→ **ENTRIES PROVIDED**:
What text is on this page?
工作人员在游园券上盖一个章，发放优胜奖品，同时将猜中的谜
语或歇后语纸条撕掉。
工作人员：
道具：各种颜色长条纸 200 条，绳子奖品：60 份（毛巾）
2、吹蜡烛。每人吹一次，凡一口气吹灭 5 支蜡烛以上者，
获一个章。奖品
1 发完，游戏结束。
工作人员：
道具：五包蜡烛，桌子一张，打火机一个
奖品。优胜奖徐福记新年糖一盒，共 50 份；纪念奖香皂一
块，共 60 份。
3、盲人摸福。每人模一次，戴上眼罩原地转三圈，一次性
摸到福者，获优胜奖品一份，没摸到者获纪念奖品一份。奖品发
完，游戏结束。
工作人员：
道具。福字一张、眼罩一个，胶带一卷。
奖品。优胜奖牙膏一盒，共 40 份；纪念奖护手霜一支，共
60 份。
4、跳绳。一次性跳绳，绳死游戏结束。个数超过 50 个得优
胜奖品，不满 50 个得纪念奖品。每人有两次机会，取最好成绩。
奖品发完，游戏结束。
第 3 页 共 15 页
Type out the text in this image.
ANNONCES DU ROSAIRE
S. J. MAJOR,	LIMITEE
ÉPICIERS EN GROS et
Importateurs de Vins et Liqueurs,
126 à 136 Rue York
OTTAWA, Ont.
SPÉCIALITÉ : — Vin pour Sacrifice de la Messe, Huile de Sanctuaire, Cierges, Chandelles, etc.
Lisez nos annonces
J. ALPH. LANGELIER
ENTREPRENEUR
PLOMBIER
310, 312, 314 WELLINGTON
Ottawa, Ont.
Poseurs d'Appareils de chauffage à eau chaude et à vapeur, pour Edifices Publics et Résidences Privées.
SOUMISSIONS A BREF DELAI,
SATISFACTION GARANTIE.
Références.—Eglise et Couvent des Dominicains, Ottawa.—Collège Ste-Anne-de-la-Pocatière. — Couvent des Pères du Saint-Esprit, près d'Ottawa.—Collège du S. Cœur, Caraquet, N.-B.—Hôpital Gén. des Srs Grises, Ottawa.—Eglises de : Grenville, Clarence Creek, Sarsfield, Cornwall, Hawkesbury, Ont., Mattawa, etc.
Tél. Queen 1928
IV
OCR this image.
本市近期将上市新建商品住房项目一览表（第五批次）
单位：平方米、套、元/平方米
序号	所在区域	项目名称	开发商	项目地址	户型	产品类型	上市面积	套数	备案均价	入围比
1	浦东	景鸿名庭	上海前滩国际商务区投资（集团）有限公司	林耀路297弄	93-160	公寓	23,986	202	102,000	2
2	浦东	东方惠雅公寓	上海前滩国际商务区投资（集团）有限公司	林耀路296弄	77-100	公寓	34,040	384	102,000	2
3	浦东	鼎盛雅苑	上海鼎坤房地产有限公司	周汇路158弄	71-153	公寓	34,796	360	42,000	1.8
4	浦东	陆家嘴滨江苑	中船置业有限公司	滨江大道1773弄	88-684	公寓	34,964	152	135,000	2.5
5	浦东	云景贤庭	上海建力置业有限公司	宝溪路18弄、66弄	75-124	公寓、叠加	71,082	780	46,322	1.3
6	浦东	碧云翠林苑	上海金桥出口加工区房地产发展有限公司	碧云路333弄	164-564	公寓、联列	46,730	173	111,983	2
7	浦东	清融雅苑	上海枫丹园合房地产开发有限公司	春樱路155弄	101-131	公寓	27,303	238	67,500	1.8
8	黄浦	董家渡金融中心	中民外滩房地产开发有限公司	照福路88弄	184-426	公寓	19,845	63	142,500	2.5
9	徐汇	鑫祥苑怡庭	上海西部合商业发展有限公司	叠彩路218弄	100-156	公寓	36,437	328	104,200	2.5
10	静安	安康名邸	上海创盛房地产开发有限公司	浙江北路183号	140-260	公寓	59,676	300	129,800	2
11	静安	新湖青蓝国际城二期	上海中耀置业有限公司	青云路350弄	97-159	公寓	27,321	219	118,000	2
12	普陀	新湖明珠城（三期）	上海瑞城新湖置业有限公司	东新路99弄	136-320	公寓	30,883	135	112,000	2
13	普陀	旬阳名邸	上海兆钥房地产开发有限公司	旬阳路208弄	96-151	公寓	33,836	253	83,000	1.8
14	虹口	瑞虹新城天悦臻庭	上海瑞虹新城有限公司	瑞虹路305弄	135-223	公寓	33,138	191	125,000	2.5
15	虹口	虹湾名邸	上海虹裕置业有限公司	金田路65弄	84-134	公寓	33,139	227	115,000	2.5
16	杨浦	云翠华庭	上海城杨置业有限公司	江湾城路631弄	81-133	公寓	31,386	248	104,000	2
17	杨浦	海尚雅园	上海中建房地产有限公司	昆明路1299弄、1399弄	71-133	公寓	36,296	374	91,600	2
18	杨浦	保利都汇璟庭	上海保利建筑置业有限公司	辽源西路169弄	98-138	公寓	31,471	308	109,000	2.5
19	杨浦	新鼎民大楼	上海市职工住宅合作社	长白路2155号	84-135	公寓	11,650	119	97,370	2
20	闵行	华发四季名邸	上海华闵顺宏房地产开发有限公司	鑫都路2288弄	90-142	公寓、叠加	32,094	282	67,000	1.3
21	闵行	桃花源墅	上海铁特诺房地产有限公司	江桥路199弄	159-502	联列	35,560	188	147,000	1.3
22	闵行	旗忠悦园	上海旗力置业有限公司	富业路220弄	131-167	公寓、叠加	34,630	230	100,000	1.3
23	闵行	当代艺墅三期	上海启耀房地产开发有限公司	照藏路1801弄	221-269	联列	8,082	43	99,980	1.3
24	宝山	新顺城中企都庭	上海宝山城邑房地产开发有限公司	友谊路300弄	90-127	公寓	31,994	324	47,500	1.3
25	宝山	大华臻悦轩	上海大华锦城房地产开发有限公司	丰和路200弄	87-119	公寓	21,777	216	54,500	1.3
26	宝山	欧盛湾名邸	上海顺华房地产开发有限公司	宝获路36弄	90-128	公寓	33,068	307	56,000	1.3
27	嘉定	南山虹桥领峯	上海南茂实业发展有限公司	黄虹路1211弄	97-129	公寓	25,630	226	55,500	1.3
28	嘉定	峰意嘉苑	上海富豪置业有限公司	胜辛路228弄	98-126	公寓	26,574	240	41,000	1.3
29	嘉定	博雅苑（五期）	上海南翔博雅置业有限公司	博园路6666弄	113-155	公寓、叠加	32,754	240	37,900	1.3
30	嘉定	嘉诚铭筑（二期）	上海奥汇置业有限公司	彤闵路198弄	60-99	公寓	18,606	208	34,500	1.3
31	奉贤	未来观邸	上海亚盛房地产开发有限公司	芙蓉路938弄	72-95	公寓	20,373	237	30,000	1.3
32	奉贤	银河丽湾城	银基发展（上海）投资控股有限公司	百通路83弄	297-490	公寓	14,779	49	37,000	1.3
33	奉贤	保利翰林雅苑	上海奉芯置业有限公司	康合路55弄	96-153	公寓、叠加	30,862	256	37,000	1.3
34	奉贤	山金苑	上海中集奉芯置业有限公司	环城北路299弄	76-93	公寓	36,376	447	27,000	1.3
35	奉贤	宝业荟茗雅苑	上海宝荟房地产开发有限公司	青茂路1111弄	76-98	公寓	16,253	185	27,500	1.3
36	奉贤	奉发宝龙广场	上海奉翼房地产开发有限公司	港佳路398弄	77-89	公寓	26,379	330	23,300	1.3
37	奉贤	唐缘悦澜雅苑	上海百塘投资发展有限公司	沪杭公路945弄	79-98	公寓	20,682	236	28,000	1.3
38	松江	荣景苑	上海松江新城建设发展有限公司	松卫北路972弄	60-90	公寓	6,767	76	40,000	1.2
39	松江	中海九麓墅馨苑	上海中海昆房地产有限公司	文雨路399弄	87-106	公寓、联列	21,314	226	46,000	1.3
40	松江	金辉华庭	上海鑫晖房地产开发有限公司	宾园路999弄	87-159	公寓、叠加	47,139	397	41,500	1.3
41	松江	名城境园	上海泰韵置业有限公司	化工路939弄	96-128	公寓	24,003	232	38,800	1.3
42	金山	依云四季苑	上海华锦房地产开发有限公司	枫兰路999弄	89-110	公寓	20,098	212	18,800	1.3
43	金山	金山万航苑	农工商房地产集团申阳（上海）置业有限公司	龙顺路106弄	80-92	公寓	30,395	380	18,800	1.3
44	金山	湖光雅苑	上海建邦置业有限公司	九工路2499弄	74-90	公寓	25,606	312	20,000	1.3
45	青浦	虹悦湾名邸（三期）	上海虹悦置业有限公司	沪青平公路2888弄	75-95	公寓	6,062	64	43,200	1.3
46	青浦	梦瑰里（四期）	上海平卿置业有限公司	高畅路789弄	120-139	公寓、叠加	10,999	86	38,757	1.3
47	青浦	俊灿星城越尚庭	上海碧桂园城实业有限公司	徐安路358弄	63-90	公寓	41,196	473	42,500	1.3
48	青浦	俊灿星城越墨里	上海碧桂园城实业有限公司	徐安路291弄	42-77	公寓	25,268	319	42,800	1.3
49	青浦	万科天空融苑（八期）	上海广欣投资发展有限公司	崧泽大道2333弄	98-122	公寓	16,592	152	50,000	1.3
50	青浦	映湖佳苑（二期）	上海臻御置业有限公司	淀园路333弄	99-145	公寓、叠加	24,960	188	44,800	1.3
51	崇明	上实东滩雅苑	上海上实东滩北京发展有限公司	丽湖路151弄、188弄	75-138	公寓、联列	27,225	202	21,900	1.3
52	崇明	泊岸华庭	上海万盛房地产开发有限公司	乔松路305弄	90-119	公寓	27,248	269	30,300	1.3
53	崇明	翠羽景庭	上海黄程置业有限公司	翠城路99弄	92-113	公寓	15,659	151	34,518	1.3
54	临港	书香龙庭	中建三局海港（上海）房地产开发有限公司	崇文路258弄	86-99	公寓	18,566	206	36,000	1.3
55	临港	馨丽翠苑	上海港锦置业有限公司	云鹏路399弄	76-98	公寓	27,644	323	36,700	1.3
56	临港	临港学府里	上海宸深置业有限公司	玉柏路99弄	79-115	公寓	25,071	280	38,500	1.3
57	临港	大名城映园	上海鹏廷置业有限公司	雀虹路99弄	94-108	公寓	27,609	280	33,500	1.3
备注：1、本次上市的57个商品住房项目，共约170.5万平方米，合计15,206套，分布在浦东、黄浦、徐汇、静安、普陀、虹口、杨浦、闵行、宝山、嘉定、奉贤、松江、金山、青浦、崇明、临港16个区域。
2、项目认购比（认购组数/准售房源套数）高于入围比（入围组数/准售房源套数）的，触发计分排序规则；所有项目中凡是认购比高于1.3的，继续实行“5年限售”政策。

→ **YOUR TASK**: Copy out all lines from the material above that contain the string "pour".

→ **WRITTEN REPLY**:
SPÉCIALITÉ : — Vin pour Sacrifice de la Messe, Huile de Sanctuaire, Cierges, Chandelles, etc.
Poseurs d'Appareils de chauffage à eau chaude et à vapeur, pour Edifices Publics et Résidences Privées.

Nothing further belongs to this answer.